Este compromiso, que empezaría por los 350.000 residentes en la antigua colonia británica con pasaporte del RU, deja en el aire cuestiones peliagudas sobre lo complejo que sería para los recién llegados adquirir la ciudadanía.

Después vendría la concesión de visados renovables, de 12 meses de duración, a los 2,5 millones de personas que tienen derecho a solicitarlo, a los que se permitiría trabajar en Gran Bretaña, como paso previo a obtener la nacionalidad.

La ironía de la propuesta es que, como recordará el lector, su victoria electoral se basó en una furibunda actitud antiinmigración. Dado el trasfondo xenófobo de BJ y su partido: ¿dónde se alojarían los 3 millones? ¿Es un mero gesto de desafío a Pekín? ¿Se trata de otra fantasía de Boris?

La devolución de soberanía sacudió en su día a la opinión británica, que, temerosa, se opuso a que los residentes de HK se mudaran al Reino Unido. Entonces, se les debería haber ofrecido la ciudadanía británica, dando la opción de quedarse en Hong Kong o mudarse al Reino Unido. Pero no se hizo.

────

# APLICA LO LEÍDO
1. Resume en dos oraciones el texto sobre la oferta británica a los residentes de Hong Kong.
2. Según el texto sobre la oferta británica a los residentes de Hong Kong, ¿cuántos meses durarían los visados renovables?
3. Continúa el texto sobre la oferta británica a los residentes de Hong Kong a partir de su última oración.

────

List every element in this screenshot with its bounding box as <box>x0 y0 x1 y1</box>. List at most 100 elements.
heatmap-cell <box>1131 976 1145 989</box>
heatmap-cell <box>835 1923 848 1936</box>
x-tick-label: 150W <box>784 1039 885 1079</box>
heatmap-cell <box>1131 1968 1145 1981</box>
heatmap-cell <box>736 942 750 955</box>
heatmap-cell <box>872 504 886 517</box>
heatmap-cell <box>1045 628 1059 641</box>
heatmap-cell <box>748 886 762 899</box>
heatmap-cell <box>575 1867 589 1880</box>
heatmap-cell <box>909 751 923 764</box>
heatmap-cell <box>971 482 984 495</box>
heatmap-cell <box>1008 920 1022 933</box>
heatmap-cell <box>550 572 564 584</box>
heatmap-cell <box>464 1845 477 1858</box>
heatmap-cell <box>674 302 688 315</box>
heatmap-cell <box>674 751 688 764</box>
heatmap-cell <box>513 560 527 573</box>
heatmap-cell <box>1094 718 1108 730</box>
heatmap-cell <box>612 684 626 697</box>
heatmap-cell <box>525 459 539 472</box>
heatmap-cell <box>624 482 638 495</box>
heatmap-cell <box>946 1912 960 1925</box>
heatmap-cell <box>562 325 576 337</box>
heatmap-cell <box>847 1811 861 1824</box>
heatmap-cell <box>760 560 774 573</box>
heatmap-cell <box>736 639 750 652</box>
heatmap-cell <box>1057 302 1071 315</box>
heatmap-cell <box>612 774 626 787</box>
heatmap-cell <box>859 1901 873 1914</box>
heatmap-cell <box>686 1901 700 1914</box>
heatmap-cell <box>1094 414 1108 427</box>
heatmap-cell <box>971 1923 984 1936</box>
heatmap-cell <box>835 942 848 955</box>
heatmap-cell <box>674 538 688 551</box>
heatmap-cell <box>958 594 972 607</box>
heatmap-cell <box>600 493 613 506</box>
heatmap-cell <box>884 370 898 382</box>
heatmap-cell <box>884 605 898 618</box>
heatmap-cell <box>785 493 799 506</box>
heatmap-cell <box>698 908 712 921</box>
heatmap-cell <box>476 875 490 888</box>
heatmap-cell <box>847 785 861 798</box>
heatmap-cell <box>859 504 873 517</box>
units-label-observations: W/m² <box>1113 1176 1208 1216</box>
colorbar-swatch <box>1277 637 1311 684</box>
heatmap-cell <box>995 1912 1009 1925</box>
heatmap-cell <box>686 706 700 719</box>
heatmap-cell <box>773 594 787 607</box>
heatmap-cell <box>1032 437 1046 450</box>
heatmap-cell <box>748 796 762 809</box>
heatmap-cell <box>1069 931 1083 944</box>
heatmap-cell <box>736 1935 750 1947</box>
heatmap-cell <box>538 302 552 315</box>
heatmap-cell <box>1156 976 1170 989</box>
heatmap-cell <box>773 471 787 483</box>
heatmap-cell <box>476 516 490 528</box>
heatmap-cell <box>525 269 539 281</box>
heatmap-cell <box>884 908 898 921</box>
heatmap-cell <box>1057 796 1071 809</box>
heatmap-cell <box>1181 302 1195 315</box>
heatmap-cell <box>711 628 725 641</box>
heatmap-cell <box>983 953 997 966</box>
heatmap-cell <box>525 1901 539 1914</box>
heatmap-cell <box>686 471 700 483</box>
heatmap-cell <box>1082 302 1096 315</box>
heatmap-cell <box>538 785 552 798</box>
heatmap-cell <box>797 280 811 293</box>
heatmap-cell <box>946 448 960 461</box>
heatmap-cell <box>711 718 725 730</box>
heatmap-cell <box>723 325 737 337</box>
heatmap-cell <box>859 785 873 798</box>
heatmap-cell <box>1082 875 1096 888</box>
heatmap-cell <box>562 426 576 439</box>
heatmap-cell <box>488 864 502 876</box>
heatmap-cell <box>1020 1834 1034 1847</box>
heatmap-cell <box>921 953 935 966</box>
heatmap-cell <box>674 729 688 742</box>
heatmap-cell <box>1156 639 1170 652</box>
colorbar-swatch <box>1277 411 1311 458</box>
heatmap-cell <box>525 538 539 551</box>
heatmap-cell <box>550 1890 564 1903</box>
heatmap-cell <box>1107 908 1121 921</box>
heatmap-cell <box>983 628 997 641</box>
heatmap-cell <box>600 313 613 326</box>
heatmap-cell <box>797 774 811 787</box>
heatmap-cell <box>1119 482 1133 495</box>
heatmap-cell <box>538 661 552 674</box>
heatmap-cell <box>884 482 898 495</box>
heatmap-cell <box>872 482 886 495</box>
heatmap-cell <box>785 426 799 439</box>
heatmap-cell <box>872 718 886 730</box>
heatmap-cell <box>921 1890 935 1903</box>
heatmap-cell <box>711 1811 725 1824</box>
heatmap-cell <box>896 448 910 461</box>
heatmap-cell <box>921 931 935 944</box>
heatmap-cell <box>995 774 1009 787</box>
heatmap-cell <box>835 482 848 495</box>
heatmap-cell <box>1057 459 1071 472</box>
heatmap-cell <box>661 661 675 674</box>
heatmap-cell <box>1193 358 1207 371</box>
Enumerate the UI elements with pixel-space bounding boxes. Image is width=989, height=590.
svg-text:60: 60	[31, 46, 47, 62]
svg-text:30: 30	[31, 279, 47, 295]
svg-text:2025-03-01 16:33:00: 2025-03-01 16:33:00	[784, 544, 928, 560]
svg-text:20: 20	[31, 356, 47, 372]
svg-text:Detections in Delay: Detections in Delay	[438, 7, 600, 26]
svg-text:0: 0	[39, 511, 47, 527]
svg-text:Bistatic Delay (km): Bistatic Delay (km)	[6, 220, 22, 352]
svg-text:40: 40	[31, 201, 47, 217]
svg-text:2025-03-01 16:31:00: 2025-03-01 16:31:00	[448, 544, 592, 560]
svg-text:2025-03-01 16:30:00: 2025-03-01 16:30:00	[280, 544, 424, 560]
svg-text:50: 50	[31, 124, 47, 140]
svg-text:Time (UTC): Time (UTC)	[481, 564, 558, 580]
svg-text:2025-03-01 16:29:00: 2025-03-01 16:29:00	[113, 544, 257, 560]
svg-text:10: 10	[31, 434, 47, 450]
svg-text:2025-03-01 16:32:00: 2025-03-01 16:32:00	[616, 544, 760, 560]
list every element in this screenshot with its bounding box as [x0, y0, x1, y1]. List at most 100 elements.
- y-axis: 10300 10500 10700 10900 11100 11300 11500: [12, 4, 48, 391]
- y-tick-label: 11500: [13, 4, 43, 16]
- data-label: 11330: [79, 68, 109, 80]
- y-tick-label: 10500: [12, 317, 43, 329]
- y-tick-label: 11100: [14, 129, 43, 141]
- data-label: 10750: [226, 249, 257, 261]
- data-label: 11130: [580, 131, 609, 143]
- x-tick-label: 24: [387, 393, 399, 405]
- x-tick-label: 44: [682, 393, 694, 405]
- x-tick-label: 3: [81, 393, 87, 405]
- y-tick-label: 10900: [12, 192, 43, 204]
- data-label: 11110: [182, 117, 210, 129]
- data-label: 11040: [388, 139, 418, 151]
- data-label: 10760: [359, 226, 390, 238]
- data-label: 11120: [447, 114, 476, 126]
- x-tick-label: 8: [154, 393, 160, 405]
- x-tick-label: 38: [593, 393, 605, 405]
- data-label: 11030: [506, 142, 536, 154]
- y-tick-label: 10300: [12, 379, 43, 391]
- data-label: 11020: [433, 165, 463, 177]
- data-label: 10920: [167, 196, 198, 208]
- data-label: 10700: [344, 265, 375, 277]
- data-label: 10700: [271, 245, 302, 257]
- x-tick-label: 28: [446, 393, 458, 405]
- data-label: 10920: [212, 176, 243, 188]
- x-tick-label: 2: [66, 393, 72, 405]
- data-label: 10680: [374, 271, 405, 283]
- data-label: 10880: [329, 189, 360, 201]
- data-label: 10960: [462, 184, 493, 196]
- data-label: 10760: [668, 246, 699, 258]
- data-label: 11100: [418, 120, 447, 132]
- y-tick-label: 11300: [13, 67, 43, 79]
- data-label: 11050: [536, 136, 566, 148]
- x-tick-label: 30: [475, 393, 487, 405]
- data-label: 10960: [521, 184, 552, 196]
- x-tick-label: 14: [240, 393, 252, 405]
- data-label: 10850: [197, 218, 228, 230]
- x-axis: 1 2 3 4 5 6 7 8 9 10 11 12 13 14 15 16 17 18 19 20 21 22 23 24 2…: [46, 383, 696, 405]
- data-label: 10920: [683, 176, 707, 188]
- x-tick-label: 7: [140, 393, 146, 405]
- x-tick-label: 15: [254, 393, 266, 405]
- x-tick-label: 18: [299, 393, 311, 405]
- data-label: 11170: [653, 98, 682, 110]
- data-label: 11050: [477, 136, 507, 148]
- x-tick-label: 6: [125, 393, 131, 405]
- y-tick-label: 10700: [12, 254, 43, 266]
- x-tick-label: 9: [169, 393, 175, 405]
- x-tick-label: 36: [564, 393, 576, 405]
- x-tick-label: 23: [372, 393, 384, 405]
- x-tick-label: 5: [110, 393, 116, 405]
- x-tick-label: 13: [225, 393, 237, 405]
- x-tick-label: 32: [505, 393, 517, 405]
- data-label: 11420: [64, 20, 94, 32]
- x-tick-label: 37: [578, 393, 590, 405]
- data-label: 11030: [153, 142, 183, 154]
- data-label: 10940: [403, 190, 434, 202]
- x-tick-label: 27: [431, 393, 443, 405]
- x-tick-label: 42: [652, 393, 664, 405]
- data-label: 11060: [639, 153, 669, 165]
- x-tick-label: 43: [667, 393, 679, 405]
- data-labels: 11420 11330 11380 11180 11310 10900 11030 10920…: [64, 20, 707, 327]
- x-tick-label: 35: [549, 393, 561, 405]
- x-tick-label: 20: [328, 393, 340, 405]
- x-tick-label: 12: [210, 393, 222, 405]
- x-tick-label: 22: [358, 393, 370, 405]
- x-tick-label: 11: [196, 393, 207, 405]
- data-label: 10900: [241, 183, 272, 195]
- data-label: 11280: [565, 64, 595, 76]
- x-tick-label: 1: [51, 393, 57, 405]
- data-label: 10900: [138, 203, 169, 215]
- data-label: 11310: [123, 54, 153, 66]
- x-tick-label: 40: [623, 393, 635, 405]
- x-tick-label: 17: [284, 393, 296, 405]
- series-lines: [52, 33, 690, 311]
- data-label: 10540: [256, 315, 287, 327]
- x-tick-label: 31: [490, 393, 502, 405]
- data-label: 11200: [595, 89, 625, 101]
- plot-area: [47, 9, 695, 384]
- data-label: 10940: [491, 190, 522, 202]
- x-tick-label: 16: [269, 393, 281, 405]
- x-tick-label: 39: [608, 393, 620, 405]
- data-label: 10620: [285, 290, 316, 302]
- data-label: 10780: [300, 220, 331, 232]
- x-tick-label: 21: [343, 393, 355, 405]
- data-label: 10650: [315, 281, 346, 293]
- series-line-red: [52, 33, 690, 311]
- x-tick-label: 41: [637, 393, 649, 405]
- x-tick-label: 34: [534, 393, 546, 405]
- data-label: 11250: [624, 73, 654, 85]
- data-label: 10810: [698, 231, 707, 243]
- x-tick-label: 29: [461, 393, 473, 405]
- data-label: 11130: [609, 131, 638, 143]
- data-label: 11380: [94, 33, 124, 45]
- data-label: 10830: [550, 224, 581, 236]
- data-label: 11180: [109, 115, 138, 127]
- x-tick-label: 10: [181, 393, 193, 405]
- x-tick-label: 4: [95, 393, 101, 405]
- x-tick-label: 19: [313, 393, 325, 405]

────

# RESPUESTAS DADAS
1. El compromiso empezaría por los 350.000 residentes de Hong Kong con pasaporte del Reino Unido y seguiría con visados renovables de 12 meses, con permiso para trabajar en Gran Bretaña, para los 2,5 millones de personas con derecho a solicitarlos, como paso previo a la nacionalidad. La propuesta resulta irónica porque la victoria electoral de quien la plantea se basó en una furibunda actitud antiinmigración, y tras la devolución de soberanía no se ofreció a los residentes de Hong Kong la ciudadanía británica.

2. Durarían 12 meses.

3.
Liberado del corsé continental y con la añoranza inconfesable de un pasado colonial, el RU vuelve por donde solía, ansioso por forjar nuevas relaciones comerciales con otras potencias económicas, China incluida. Así que la defensa a los titulares de pasaporte británico podría amenazar la agenda económica. Y eso sí que no.

Los hongkoneses son gente inteligente y trabajadora, de modo que con 500.000 polacos y rumanos residiendo en el RU, la idea de sustituir a un fontanero polaco por un experto en tecnología de la información, ayudaría a explicar el amplio apoyo popular del que goza la oferta de visados, según se desprende de las encuestas de opinión.

Lo que está por ver es cuánto duraría ese entusiasmo, si esos inmigrantes aterrizaran en el RU en un momento en que la economía se tambalea bajo los efectos del coronavirus.

Los embistes a los derechos civiles de los hongkoneses no son sólo por el control del territorio. Con 7,5 millones de ciudadanos, HK apenas representa el 3% del PIB de China.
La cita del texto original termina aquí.